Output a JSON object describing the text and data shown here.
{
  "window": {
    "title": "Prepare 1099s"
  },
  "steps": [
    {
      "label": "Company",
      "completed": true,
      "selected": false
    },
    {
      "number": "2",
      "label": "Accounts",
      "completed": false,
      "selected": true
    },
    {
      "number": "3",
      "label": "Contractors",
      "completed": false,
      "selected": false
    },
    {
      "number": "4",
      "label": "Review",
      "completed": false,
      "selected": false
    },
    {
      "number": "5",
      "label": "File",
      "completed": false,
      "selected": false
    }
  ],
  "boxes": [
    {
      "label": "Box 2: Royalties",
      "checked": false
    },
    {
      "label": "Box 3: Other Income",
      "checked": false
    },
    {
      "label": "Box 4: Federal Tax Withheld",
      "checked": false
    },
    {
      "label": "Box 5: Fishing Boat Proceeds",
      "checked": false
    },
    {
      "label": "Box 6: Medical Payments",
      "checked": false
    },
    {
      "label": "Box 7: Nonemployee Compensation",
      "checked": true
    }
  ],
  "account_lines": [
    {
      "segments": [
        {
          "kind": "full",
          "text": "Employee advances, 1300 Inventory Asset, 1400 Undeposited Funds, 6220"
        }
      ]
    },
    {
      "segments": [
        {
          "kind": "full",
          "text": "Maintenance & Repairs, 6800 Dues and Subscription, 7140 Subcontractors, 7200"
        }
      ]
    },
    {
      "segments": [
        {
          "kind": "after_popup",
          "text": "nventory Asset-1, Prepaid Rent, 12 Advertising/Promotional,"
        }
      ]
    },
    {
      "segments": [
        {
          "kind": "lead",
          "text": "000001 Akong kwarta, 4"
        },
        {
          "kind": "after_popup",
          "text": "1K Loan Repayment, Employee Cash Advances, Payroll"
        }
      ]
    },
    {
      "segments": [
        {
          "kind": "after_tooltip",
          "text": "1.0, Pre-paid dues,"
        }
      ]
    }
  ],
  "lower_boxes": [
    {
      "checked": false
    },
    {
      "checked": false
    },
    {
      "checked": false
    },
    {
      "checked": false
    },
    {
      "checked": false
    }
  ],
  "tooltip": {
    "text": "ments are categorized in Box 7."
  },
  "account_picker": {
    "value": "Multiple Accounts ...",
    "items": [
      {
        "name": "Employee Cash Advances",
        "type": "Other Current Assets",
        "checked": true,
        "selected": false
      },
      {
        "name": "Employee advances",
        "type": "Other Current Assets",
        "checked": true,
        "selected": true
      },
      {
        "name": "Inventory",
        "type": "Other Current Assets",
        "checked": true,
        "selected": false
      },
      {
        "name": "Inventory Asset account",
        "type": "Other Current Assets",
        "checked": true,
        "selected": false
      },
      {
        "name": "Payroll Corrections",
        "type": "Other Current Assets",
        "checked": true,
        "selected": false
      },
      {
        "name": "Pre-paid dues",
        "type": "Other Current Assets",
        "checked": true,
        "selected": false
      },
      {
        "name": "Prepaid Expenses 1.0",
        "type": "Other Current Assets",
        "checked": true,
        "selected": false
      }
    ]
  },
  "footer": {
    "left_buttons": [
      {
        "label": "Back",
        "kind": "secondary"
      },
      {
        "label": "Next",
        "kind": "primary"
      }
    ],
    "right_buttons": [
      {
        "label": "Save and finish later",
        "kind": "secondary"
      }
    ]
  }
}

## [Given task]
The entries above should be repeated exactly, every one of them.

## [Answer to the problem]
Output a JSON object describing the text and data shown here.
{
  "window": {
    "title": "Prepare 1099s"
  },
  "steps": [
    {
      "label": "Company",
      "completed": true,
      "selected": false
    },
    {
      "number": "2",
      "label": "Accounts",
      "completed": false,
      "selected": true
    },
    {
      "number": "3",
      "label": "Contractors",
      "completed": false,
      "selected": false
    },
    {
      "number": "4",
      "label": "Review",
      "completed": false,
      "selected": false
    },
    {
      "number": "5",
      "label": "File",
      "completed": false,
      "selected": false
    }
  ],
  "boxes": [
    {
      "label": "Box 2: Royalties",
      "checked": false
    },
    {
      "label": "Box 3: Other Income",
      "checked": false
    },
    {
      "label": "Box 4: Federal Tax Withheld",
      "checked": false
    },
    {
      "label": "Box 5: Fishing Boat Proceeds",
      "checked": false
    },
    {
      "label": "Box 6: Medical Payments",
      "checked": false
    },
    {
      "label": "Box 7: Nonemployee Compensation",
      "checked": true
    }
  ],
  "account_lines": [
    {
      "segments": [
        {
          "kind": "full",
          "text": "Employee advances, 1300 Inventory Asset, 1400 Undeposited Funds, 6220"
        }
      ]
    },
    {
      "segments": [
        {
          "kind": "full",
          "text": "Maintenance & Repairs, 6800 Dues and Subscription, 7140 Subcontractors, 7200"
        }
      ]
    },
    {
      "segments": [
        {
          "kind": "after_popup",
          "text": "nventory Asset-1, Prepaid Rent, 12 Advertising/Promotional,"
        }
      ]
    },
    {
      "segments": [
        {
          "kind": "lead",
          "text": "000001 Akong kwarta, 4"
        },
        {
          "kind": "after_popup",
          "text": "1K Loan Repayment, Employee Cash Advances, Payroll"
        }
      ]
    },
    {
      "segments": [
        {
          "kind": "after_tooltip",
          "text": "1.0, Pre-paid dues,"
        }
      ]
    }
  ],
  "lower_boxes": [
    {
      "checked": false
    },
    {
      "checked": false
    },
    {
      "checked": false
    },
    {
      "checked": false
    },
    {
      "checked": false
    }
  ],
  "tooltip": {
    "text": "ments are categorized in Box 7."
  },
  "account_picker": {
    "value": "Multiple Accounts ...",
    "items": [
      {
        "name": "Employee Cash Advances",
        "type": "Other Current Assets",
        "checked": true,
        "selected": false
      },
      {
        "name": "Employee advances",
        "type": "Other Current Assets",
        "checked": true,
        "selected": true
      },
      {
        "name": "Inventory",
        "type": "Other Current Assets",
        "checked": true,
        "selected": false
      },
      {
        "name": "Inventory Asset account",
        "type": "Other Current Assets",
        "checked": true,
        "selected": false
      },
      {
        "name": "Payroll Corrections",
        "type": "Other Current Assets",
        "checked": true,
        "selected": false
      },
      {
        "name": "Pre-paid dues",
        "type": "Other Current Assets",
        "checked": true,
        "selected": false
      },
      {
        "name": "Prepaid Expenses 1.0",
        "type": "Other Current Assets",
        "checked": true,
        "selected": false
      }
    ]
  },
  "footer": {
    "left_buttons": [
      {
        "label": "Back",
        "kind": "secondary"
      },
      {
        "label": "Next",
        "kind": "primary"
      }
    ],
    "right_buttons": [
      {
        "label": "Save and finish later",
        "kind": "secondary"
      }
    ]
  }
}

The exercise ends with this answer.